== MATERIALS PROVIDED ==
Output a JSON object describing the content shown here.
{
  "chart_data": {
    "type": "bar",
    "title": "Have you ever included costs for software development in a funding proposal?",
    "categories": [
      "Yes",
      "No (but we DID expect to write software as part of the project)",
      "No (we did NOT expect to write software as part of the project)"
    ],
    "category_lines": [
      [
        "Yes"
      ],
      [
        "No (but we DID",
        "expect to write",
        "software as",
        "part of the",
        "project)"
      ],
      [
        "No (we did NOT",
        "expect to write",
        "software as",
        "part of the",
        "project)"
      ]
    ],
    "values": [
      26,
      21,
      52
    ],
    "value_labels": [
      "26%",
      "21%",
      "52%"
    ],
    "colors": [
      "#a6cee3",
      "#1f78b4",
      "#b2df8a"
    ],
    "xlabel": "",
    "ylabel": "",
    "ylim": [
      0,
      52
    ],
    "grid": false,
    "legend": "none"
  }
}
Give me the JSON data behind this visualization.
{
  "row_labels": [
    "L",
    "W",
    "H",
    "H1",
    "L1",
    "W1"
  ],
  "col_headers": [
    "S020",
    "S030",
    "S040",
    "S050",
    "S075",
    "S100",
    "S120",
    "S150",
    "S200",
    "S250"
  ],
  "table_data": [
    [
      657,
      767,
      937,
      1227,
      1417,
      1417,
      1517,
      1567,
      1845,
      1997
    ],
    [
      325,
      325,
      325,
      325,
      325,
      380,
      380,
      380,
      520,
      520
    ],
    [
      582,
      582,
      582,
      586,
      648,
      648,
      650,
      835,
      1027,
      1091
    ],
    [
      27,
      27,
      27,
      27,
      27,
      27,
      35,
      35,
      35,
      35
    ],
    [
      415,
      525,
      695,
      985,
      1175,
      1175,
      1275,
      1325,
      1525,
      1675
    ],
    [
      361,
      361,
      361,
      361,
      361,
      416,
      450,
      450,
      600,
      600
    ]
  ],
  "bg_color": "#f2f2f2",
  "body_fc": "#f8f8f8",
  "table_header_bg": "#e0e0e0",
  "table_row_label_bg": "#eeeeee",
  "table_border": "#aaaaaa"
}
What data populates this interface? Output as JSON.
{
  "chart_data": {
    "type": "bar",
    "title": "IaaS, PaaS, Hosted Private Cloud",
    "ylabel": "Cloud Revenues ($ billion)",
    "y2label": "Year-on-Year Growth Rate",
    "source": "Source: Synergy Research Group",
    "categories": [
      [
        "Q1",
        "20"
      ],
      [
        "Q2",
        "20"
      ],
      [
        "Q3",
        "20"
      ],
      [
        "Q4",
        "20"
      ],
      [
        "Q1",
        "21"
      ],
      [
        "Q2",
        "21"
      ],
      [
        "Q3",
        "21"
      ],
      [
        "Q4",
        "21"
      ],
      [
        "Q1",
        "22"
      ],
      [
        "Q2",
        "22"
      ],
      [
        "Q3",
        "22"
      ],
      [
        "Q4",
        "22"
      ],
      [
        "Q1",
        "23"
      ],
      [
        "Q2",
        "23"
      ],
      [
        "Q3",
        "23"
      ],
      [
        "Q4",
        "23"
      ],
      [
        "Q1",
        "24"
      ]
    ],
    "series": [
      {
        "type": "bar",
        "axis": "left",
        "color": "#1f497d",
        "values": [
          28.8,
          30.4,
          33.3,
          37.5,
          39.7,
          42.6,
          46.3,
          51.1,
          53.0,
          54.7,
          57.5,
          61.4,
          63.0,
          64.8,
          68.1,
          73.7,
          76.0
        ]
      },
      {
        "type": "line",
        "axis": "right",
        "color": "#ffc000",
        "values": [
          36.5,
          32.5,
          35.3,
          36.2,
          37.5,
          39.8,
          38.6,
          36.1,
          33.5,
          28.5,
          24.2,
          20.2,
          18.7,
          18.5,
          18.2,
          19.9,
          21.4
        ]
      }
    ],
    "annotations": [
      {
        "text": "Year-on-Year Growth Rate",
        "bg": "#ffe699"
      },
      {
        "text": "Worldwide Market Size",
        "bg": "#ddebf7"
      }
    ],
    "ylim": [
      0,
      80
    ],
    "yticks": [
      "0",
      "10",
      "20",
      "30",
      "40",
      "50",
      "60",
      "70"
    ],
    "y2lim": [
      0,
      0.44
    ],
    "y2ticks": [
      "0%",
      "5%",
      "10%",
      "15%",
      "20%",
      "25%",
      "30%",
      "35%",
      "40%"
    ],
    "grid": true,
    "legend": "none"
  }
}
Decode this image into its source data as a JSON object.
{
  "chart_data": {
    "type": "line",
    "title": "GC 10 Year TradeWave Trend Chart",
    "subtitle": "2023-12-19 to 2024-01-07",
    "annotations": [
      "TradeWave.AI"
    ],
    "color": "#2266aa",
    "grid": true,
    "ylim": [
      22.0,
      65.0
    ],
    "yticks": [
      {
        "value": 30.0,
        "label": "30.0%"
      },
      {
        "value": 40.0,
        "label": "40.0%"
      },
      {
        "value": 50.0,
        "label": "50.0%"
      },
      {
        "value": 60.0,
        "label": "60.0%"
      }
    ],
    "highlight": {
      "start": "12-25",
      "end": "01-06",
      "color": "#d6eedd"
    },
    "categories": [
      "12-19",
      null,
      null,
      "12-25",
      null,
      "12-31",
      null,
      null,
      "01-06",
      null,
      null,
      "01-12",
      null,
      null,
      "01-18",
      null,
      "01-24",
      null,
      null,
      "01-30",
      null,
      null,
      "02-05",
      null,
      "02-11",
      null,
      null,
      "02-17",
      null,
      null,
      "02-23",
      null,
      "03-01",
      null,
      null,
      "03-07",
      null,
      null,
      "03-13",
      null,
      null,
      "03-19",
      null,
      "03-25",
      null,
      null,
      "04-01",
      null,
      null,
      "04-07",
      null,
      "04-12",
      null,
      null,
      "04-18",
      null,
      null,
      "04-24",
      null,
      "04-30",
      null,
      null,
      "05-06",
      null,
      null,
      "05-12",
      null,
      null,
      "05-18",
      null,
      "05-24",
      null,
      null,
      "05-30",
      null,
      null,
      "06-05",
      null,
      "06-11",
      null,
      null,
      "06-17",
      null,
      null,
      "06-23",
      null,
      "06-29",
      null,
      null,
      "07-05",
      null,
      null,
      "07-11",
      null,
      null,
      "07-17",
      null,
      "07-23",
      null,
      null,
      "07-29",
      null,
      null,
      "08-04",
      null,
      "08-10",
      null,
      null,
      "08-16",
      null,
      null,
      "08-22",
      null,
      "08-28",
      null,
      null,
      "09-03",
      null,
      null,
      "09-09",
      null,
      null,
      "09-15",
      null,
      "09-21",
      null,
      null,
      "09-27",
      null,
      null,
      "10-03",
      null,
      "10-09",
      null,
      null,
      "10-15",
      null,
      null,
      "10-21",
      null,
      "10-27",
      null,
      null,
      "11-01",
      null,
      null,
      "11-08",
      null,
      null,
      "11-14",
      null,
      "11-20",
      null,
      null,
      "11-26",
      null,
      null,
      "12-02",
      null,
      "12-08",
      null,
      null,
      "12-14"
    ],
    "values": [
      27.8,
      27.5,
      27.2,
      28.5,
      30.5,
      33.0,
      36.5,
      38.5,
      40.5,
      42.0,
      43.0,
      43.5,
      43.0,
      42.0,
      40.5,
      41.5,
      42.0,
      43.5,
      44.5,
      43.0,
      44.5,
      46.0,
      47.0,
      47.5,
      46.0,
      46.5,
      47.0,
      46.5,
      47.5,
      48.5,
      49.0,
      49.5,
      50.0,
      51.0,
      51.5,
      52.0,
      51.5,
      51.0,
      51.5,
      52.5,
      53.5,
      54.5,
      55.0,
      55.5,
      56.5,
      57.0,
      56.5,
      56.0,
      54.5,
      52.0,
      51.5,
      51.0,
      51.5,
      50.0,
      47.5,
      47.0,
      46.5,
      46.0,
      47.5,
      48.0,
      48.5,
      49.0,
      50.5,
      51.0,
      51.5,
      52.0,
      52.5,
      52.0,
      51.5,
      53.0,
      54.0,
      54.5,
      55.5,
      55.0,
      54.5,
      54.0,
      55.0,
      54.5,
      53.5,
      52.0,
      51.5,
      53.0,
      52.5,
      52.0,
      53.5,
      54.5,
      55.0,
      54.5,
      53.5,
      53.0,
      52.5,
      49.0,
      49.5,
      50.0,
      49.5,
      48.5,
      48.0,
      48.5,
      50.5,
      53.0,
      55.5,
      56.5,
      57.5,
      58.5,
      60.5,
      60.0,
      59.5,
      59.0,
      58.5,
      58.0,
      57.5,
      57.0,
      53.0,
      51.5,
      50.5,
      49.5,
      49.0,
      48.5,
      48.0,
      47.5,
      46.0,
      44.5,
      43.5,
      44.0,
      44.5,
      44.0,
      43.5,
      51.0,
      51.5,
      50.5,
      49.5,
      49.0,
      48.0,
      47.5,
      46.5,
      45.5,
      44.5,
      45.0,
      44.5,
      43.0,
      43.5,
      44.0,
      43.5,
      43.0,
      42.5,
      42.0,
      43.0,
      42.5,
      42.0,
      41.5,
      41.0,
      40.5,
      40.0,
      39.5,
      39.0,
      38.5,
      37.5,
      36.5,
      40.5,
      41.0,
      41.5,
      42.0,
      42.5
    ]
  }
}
===
DESCRIPTION OF THE TASK
Provide the count, and nothing else, of lines in the data above where the word "expect" occurs.

EXERCISE ANSWER
4